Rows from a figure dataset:
____
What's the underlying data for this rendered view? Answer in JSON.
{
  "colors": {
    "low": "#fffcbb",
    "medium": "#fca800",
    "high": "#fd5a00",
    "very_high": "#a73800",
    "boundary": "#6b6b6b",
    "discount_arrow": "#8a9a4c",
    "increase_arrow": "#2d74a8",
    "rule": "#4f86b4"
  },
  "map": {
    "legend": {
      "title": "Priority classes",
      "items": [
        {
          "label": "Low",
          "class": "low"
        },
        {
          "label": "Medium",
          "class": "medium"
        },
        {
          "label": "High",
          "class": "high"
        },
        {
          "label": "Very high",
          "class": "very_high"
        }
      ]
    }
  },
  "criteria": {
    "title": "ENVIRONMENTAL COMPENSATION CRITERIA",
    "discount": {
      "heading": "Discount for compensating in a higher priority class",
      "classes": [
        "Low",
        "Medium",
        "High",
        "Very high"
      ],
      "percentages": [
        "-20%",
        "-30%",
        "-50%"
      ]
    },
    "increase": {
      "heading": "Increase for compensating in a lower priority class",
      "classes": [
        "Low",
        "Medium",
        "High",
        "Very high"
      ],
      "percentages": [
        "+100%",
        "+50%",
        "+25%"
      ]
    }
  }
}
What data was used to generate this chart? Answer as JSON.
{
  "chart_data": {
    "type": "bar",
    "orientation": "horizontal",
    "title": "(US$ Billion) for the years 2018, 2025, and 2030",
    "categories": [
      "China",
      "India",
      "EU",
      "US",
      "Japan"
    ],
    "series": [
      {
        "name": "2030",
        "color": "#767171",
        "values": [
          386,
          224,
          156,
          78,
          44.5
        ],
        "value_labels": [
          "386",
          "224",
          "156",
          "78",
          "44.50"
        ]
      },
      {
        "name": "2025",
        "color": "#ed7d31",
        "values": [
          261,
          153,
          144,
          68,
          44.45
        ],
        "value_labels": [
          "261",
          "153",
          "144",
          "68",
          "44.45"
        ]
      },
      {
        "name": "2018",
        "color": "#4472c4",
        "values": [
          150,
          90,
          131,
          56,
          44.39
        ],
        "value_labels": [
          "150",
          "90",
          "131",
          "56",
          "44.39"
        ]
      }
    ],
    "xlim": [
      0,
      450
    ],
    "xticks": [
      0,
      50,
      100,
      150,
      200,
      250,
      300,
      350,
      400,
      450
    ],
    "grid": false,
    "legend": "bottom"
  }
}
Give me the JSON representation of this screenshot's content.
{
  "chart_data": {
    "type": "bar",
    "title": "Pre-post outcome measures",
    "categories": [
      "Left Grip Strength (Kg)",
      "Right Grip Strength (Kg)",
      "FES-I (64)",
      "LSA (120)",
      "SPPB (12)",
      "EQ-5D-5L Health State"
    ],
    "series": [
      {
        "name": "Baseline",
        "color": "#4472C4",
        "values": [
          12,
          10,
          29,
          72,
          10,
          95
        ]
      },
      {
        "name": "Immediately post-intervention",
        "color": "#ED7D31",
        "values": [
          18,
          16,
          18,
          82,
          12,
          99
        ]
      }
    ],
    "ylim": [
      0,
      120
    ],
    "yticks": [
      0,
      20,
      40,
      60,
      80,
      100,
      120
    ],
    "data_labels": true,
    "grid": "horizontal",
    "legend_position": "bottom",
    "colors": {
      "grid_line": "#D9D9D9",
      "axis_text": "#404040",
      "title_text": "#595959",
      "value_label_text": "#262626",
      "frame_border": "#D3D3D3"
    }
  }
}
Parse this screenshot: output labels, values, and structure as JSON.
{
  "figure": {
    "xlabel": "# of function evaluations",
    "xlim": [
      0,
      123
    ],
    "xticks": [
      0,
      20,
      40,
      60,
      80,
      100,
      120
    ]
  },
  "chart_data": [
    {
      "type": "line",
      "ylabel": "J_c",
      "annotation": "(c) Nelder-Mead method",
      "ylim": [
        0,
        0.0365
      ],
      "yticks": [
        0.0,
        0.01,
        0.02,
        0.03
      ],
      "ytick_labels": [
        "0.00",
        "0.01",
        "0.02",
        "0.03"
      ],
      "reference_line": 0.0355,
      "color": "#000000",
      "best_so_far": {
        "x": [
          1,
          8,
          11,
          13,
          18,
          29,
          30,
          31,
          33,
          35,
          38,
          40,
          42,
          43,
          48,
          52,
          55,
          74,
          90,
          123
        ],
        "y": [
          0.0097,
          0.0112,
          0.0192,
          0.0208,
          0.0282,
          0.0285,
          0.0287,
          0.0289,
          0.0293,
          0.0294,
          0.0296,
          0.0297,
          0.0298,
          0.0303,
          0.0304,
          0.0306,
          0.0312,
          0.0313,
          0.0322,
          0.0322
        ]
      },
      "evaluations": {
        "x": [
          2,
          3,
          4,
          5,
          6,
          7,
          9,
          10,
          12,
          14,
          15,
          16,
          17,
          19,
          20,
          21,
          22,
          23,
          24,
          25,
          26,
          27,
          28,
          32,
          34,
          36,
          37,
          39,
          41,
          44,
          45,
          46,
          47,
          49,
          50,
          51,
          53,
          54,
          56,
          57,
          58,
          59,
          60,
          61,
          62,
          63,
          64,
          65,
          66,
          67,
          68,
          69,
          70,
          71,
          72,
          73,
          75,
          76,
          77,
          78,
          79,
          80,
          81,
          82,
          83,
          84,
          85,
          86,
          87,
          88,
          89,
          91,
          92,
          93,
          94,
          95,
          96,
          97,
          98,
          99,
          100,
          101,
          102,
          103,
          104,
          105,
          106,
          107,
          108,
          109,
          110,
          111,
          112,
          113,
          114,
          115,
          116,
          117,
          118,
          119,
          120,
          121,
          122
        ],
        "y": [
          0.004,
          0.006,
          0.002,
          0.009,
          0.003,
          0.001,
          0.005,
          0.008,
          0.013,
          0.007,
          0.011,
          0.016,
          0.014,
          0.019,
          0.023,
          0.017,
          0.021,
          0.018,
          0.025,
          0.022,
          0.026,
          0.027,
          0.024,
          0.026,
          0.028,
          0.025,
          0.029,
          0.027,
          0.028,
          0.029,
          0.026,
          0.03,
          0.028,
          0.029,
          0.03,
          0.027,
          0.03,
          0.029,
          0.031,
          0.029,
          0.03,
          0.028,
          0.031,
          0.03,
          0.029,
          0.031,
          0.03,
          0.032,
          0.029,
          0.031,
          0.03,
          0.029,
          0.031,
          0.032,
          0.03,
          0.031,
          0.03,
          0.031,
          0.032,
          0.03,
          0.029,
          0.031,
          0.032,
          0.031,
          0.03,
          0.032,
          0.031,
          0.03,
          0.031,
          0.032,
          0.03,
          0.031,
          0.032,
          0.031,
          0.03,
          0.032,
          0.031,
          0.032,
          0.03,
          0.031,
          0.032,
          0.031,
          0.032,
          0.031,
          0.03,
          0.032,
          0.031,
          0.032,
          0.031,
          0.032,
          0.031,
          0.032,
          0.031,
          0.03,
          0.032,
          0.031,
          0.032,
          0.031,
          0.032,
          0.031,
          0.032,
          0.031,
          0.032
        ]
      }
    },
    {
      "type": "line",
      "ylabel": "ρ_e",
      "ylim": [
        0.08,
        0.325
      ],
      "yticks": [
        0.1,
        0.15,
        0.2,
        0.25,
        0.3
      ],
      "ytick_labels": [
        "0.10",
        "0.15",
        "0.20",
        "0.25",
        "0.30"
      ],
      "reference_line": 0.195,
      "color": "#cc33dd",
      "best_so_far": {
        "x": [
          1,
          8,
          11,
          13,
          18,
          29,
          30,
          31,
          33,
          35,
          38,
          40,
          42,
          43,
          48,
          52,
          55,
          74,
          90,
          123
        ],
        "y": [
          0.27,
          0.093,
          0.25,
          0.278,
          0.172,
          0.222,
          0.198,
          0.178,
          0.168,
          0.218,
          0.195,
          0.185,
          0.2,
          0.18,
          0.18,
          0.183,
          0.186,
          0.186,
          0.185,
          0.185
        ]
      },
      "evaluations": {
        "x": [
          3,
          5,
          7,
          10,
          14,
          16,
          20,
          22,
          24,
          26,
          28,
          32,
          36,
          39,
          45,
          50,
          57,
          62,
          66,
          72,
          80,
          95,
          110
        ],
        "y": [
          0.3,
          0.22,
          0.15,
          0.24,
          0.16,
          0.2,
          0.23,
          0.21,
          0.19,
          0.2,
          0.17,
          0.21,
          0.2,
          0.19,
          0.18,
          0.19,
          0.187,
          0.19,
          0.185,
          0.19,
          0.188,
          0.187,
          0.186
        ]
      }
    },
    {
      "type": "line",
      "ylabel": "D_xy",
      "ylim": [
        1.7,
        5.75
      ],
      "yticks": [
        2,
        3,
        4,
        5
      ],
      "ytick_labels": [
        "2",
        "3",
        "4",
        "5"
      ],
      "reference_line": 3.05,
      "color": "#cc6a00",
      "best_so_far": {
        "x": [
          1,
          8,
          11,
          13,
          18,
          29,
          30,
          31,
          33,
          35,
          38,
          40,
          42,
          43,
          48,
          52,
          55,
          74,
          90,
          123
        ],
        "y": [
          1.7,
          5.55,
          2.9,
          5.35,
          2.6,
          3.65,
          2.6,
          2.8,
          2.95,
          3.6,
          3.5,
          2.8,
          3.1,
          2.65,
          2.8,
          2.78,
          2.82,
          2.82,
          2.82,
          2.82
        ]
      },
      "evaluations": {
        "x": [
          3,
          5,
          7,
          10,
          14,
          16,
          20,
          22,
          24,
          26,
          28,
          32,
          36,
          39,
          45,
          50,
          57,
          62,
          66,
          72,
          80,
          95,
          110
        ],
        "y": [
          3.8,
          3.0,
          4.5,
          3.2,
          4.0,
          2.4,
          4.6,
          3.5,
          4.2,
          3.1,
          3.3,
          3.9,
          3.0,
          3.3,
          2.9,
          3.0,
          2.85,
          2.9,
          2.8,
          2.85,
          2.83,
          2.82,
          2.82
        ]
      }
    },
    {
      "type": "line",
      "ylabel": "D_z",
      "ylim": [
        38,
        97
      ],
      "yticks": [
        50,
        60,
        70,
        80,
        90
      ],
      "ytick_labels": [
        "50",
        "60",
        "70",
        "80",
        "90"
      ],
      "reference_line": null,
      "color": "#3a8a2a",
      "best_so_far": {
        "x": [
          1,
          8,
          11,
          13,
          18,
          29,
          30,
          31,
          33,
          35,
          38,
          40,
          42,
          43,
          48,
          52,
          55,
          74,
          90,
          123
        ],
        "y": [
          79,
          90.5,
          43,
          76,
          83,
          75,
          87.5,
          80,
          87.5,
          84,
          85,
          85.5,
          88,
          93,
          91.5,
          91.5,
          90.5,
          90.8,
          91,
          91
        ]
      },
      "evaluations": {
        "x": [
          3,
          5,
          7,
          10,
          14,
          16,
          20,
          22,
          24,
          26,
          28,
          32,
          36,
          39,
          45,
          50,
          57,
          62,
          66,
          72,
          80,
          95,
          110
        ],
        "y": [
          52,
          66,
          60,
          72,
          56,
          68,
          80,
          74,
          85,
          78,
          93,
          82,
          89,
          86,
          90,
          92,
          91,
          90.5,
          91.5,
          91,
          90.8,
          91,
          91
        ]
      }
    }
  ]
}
____
◆ Aim of the exercise
Count every line in the listing above that holds "ylabel", then report only the count.

◆ Expected answer
4